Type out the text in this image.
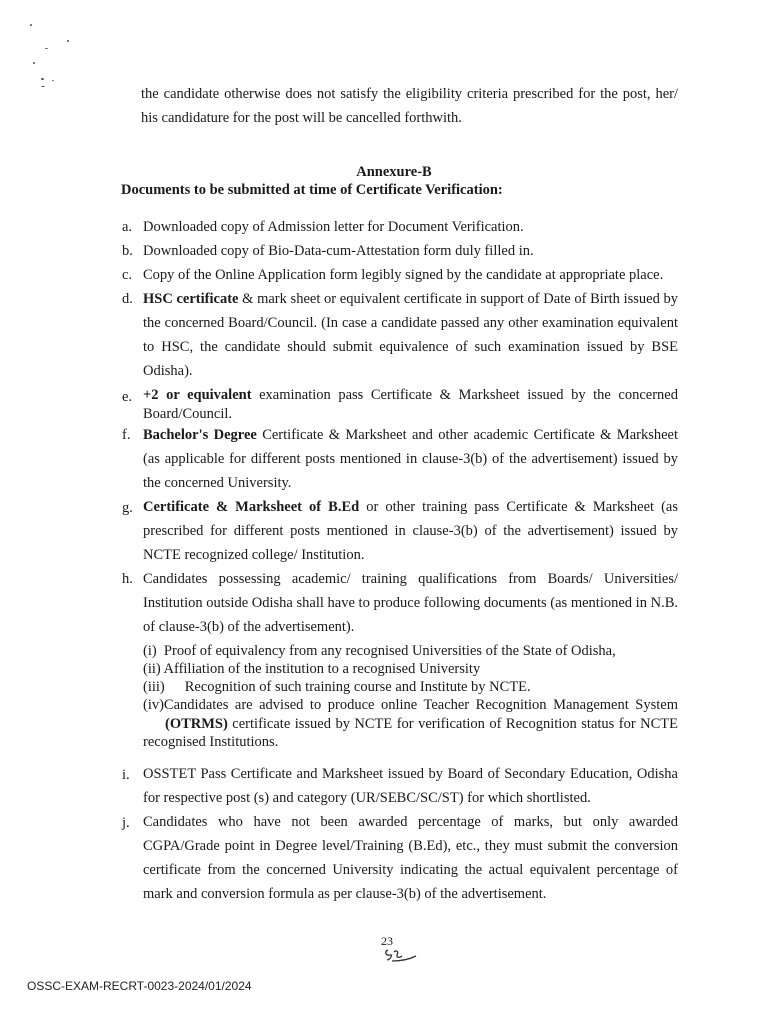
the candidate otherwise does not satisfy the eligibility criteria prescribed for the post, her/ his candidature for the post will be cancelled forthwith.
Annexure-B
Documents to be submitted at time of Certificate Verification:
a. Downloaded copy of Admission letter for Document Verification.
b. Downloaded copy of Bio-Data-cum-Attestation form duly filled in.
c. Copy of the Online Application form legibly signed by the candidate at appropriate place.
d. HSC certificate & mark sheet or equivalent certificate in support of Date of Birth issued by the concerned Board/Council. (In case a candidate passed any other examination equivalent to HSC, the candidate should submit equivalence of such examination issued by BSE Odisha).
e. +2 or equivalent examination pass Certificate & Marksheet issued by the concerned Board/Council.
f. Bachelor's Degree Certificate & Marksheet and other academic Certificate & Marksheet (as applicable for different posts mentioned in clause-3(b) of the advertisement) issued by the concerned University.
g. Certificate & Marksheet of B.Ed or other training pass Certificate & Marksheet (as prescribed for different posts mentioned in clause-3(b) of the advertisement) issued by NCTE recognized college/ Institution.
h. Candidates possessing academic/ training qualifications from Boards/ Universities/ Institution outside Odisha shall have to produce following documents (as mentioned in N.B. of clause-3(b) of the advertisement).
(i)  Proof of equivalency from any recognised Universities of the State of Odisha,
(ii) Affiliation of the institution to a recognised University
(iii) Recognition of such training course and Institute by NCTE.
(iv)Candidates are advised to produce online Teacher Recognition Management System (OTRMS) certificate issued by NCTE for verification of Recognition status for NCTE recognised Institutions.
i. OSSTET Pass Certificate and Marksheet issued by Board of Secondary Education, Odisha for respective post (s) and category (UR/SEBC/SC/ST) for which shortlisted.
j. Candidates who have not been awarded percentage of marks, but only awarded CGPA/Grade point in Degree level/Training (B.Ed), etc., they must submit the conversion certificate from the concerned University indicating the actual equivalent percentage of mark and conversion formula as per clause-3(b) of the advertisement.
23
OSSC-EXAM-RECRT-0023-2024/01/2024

EXERCISE BRIEF —
Images must not appear in the copy; reproduce everything else in the records verbatim.

SOLUTION FOR THIS EXERCISE —
Type out the text in this image.
the candidate otherwise does not satisfy the eligibility criteria prescribed for the post, her/ his candidature for the post will be cancelled forthwith.
Annexure-B
Documents to be submitted at time of Certificate Verification:
a. Downloaded copy of Admission letter for Document Verification.
b. Downloaded copy of Bio-Data-cum-Attestation form duly filled in.
c. Copy of the Online Application form legibly signed by the candidate at appropriate place.
d. HSC certificate & mark sheet or equivalent certificate in support of Date of Birth issued by the concerned Board/Council. (In case a candidate passed any other examination equivalent to HSC, the candidate should submit equivalence of such examination issued by BSE Odisha).
e. +2 or equivalent examination pass Certificate & Marksheet issued by the concerned Board/Council.
f. Bachelor's Degree Certificate & Marksheet and other academic Certificate & Marksheet (as applicable for different posts mentioned in clause-3(b) of the advertisement) issued by the concerned University.
g. Certificate & Marksheet of B.Ed or other training pass Certificate & Marksheet (as prescribed for different posts mentioned in clause-3(b) of the advertisement) issued by NCTE recognized college/ Institution.
h. Candidates possessing academic/ training qualifications from Boards/ Universities/ Institution outside Odisha shall have to produce following documents (as mentioned in N.B. of clause-3(b) of the advertisement).
(i)  Proof of equivalency from any recognised Universities of the State of Odisha,
(ii) Affiliation of the institution to a recognised University
(iii) Recognition of such training course and Institute by NCTE.
(iv)Candidates are advised to produce online Teacher Recognition Management System (OTRMS) certificate issued by NCTE for verification of Recognition status for NCTE recognised Institutions.
i. OSSTET Pass Certificate and Marksheet issued by Board of Secondary Education, Odisha for respective post (s) and category (UR/SEBC/SC/ST) for which shortlisted.
j. Candidates who have not been awarded percentage of marks, but only awarded CGPA/Grade point in Degree level/Training (B.Ed), etc., they must submit the conversion certificate from the concerned University indicating the actual equivalent percentage of mark and conversion formula as per clause-3(b) of the advertisement.
23
OSSC-EXAM-RECRT-0023-2024/01/2024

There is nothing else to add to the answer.